Leaving out the pictures, please retype each record exactly.

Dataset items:
........

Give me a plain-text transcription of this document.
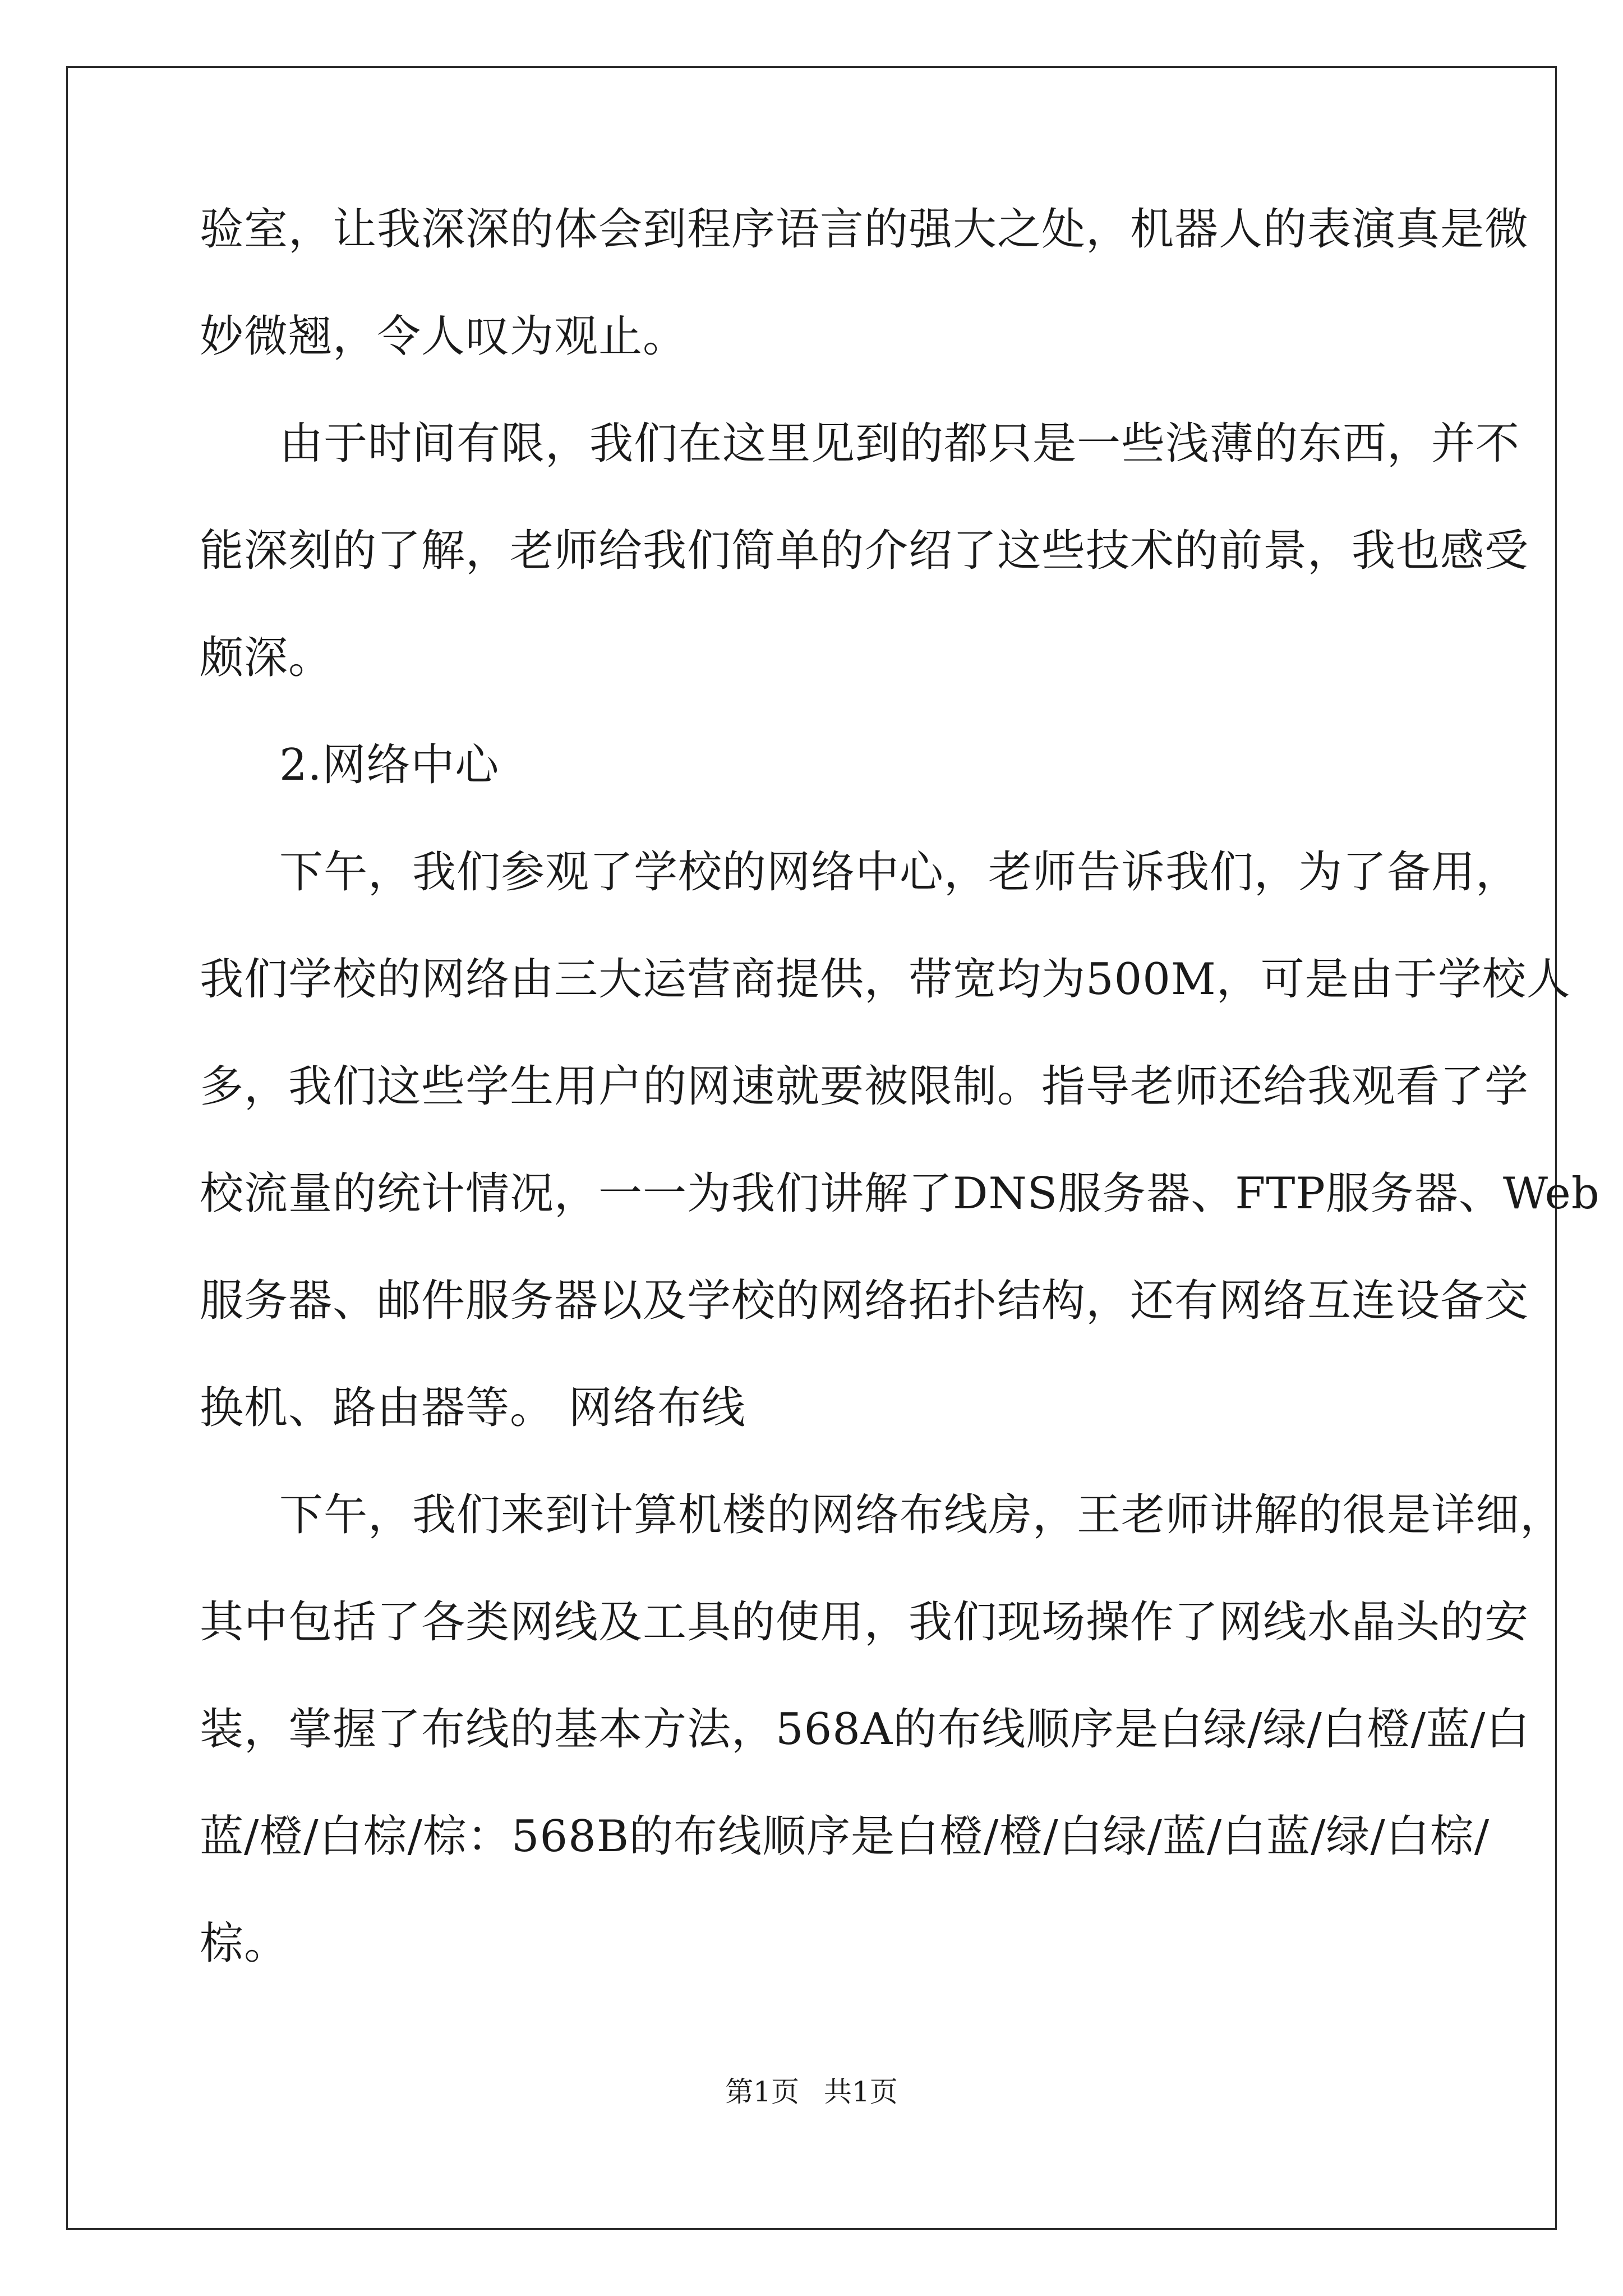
验室，让我深深的体会到程序语言的强大之处，机器人的表演真是微
妙微翘，令人叹为观止。
由于时间有限，我们在这里见到的都只是一些浅薄的东西，并不
能深刻的了解，老师给我们简单的介绍了这些技术的前景，我也感受
颇深。
2.网络中心
下午，我们参观了学校的网络中心，老师告诉我们，为了备用，
我们学校的网络由三大运营商提供，带宽均为500M，可是由于学校人
多，我们这些学生用户的网速就要被限制。指导老师还给我观看了学
校流量的统计情况，一一为我们讲解了DNS服务器、FTP服务器、Web
服务器、邮件服务器以及学校的网络拓扑结构，还有网络互连设备交
换机、路由器等。 网络布线
下午，我们来到计算机楼的网络布线房，王老师讲解的很是详细，
其中包括了各类网线及工具的使用，我们现场操作了网线水晶头的安
装，掌握了布线的基本方法，568A的布线顺序是白绿/绿/白橙/蓝/白
蓝/橙/白棕/棕：568B的布线顺序是白橙/橙/白绿/蓝/白蓝/绿/白棕/
棕。
第1页 共1页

........

RIGHT ANSWER
Give me a plain-text transcription of this document.
验室，让我深深的体会到程序语言的强大之处，机器人的表演真是微
妙微翘，令人叹为观止。
由于时间有限，我们在这里见到的都只是一些浅薄的东西，并不
能深刻的了解，老师给我们简单的介绍了这些技术的前景，我也感受
颇深。
2.网络中心
下午，我们参观了学校的网络中心，老师告诉我们，为了备用，
我们学校的网络由三大运营商提供，带宽均为500M，可是由于学校人
多，我们这些学生用户的网速就要被限制。指导老师还给我观看了学
校流量的统计情况，一一为我们讲解了DNS服务器、FTP服务器、Web
服务器、邮件服务器以及学校的网络拓扑结构，还有网络互连设备交
换机、路由器等。 网络布线
下午，我们来到计算机楼的网络布线房，王老师讲解的很是详细，
其中包括了各类网线及工具的使用，我们现场操作了网线水晶头的安
装，掌握了布线的基本方法，568A的布线顺序是白绿/绿/白橙/蓝/白
蓝/橙/白棕/棕：568B的布线顺序是白橙/橙/白绿/蓝/白蓝/绿/白棕/
棕。
第1页 共1页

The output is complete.